In sum, although the governmental entities in mainland China indirectly owned 8.8% of the Company’s total outstanding ordinary shares and held 2.7% of the Company’s aggregate voting power as of June 30, 2023, no government entities in China had a controlling financial interest in the Company and no governmental entities in the Other Jurisdictions owned any shares of the Company as of June 30, 2023.

 

The jurisdictions in which our consolidated foreign operating entities (the “Consolidated Foreign Operating Entities”) are incorporated include mainland China, Hong Kong, the Cayman Islands, and British Virgin Islands (collectively referred to as the “Relevant Jurisdictions”). The Consolidated Foreign Operating Entities are either 100% wholly owned by, or partially owned but controlled by, the Company ultimately.

 

3

 

 

In terms of the Consolidated Foreign Operating Entities incorporated in Other Jurisdictions, the Company held 100% of their equity interests, except for Mrfresh Limited, Mrfresh HK Limited, Z Box Global Limited and Z Box Hong Kong Limited. In terms of Mrfresh Limited, an entity incorporated in the Cayman Islands, 80.7% of its equity interests was held by the Company and the remaining 19.3% was held by (i) special purpose vehicles wholly owned or controlled by certain natural persons and (ii) certain institutional investors, which collectively held 7.9% of Mrfresh Limited’s total issued and outstanding ordinary shares as of June 30, 2023. Based on the examination of publicly available information, such as the institutional shareholders’ websites, to the best of our knowledge, none of these institutional investors is known to us to be a governmental entity in any of the Relevant Jurisdictions or owned or controlled by a governmental entity in any of the Relevant Jurisdictions. Mrfresh Limited holds 100% of equity interests in each of Mrfresh HK Limited, an entity incorporated in Hong Kong, and Z Box Global Limited, an entity incorporated in the Cayman Islands, and Z Box Global Limited holds 100% of equity interests in Z Box Hong Kong Limited, an entity incorporated in Hong Kong. Therefore, to the best of our knowledge, no governmental entities in any of the Relevant Jurisdictions owned shares of the Consolidated Foreign Operating Entities that are incorporated in Other Jurisdictions.

 

In terms of the Consolidated Foreign Operating Entities incorporated in mainland China, the Company held 100% of their equity interests, except for the following:

 

·Jiangsu Meiri Jiangnan Technology Co., Ltd., a PRC entity incorporated in mainland China, 70.0% of whose equity interests was ultimately held by the Company and the remaining 30.0% of whose equity interests was held by Jiangsu Jiangnan Commerce Group Co., Ltd. Based on the examination of publicly available information, Jiangsu Jiangnan Commerce Group Co., Ltd. was ultimately owned by Changshu City Development Investment Co., Ltd., the Finance Department of Jiangsu Province, and Changshu Yushan Shanghu Resort Zone Administration Committee.

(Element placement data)
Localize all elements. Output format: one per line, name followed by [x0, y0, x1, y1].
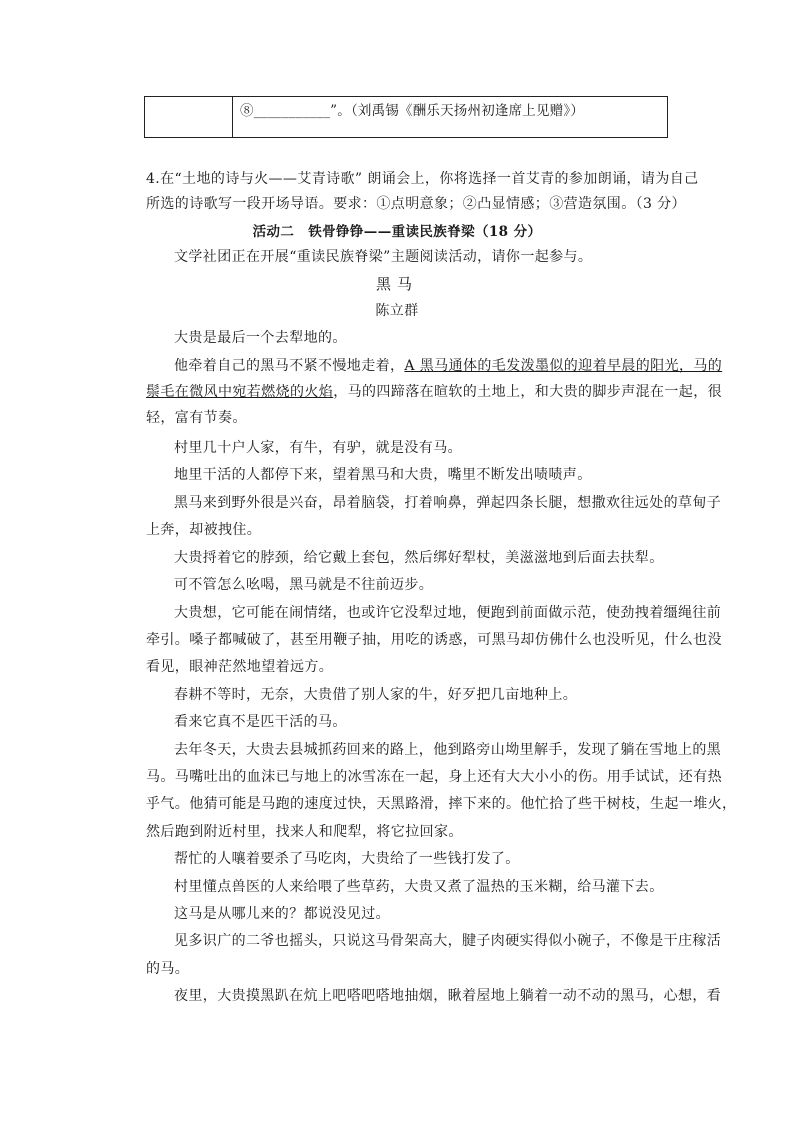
story-line: 夜里，大贵摸黑趴在炕上吧嗒吧嗒地抽烟，瞅着屋地上躺着一动不动的黑马，心想，看 — [174, 988, 722, 1004]
underlined-sentence-a-cont: 鬃毛在微风中宛若燃烧的火焰 — [146, 384, 334, 400]
story-line: 大贵是最后一个去犁地的。 — [174, 330, 347, 346]
story-author: 陈立群 — [375, 303, 419, 319]
story-line: 村里几十户人家，有牛，有驴，就是没有马。 — [174, 440, 462, 456]
answer-table-row — [144, 96, 668, 138]
story-text: 他牵着自己的黑马不紧不慢地走着， — [174, 358, 405, 374]
story-line: 见多识广的二爷也摇头，只说这马骨架高大，腱子肉硬实得似小碗子，不像是干庄稼活 — [174, 933, 722, 949]
story-line: 可不管怎么吆喝，黑马就是不往前迈步。 — [174, 577, 434, 593]
story-line: 牵引。嗓子都喊破了，甚至用鞭子抽，用吃的诱惑，可黑马却仿佛什么也没听见，什么也没 — [146, 632, 722, 648]
story-text: ，马的四蹄落在暄软的土地上，和大贵的脚步声混在一起，很 — [333, 384, 723, 400]
story-line: 上奔，却被拽住。 — [146, 522, 262, 538]
story-line: 轻，富有节奏。 — [146, 410, 247, 426]
story-line: 帮忙的人嚷着要杀了马吃肉，大贵给了一些钱打发了。 — [174, 851, 520, 867]
story-line: 大贵捋着它的脖颈，给它戴上套包，然后绑好犁杖，美滋滋地到后面去扶犁。 — [174, 550, 664, 566]
story-line — [146, 355, 722, 375]
table-left-cell — [145, 97, 233, 137]
story-line: 看来它真不是匹干活的马。 — [174, 714, 347, 730]
story-line: 黑马来到野外很是兴奋，昂着脑袋，打着响鼻，弹起四条长腿，想撒欢往远处的草甸子 — [174, 495, 722, 511]
story-line: 村里懂点兽医的人来给喂了些草药，大贵又煮了温热的玉米糊，给马灌下去。 — [174, 879, 664, 895]
question4-line1: 4.在“土地的诗与火——艾青诗歌” 朗诵会上，你将选择一首艾青的参加朗诵，请为自己 — [146, 171, 699, 187]
story-line: 乎气。他猜可能是马跑的速度过快，天黑路滑，摔下来的。他忙拾了些干树枝，生起一堆火， — [146, 796, 737, 812]
activity2-heading: 活动二 铁骨铮铮——重读民族脊梁（18 分） — [252, 224, 542, 240]
underlined-sentence-a: A 黑马通体的毛发泼墨似的迎着早晨的阳光，马的 — [404, 358, 723, 374]
story-line: 的马。 — [146, 961, 190, 977]
story-line: 这马是从哪儿来的？都说没见过。 — [174, 906, 390, 922]
story-line: 地里干活的人都停下来，望着黑马和大贵，嘴里不断发出啧啧声。 — [174, 467, 592, 483]
activity2-intro: 文学社团正在开展“重读民族脊梁”主题阅读活动，请你一起参与。 — [174, 249, 593, 265]
story-line: 春耕不等时，无奈，大贵借了别人家的牛，好歹把几亩地种上。 — [174, 687, 578, 703]
story-title: 黑马 — [375, 275, 418, 293]
story-line: 马。马嘴吐出的血沫已与地上的冰雪冻在一起，身上还有大大小小的伤。用手试试，还有热 — [146, 769, 722, 785]
story-line: 然后跑到附近村里，找来人和爬犁，将它拉回家。 — [146, 824, 463, 840]
table-right-cell: ⑧___________”。（刘禹锡《酬乐天扬州初逢席上见赠》） — [240, 103, 585, 119]
question4-line2: 所选的诗歌写一段开场导语。要求：①点明意象；②凸显情感；③营造氛围。（3 分） — [146, 196, 686, 212]
story-line: 去年冬天，大贵去县城抓药回来的路上，他到路旁山坳里解手，发现了躺在雪地上的黑 — [174, 742, 722, 758]
story-line: 看见，眼神茫然地望着远方。 — [146, 659, 334, 675]
story-line — [146, 381, 722, 401]
story-line: 大贵想，它可能在闹情绪，也或许它没犁过地，便跑到前面做示范，使劲拽着缰绳往前 — [174, 605, 722, 621]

**Exercise instructions**: Retype the ownership passage above word for word, starting at "In sum, although" and ending at "the Company ultimately.".

**Correct answer**:
In sum, although the governmental entities in mainland China indirectly owned 8.8% of the Company’s total outstanding ordinary shares and held 2.7% of the Company’s aggregate voting power as of June 30, 2023, no government entities in China had a controlling financial interest in the Company and no governmental entities in the Other Jurisdictions owned any shares of the Company as of June 30, 2023.

 

The jurisdictions in which our consolidated foreign operating entities (the “Consolidated Foreign Operating Entities”) are incorporated include mainland China, Hong Kong, the Cayman Islands, and British Virgin Islands (collectively referred to as the “Relevant Jurisdictions”). The Consolidated Foreign Operating Entities are either 100% wholly owned by, or partially owned but controlled by, the Company ultimately.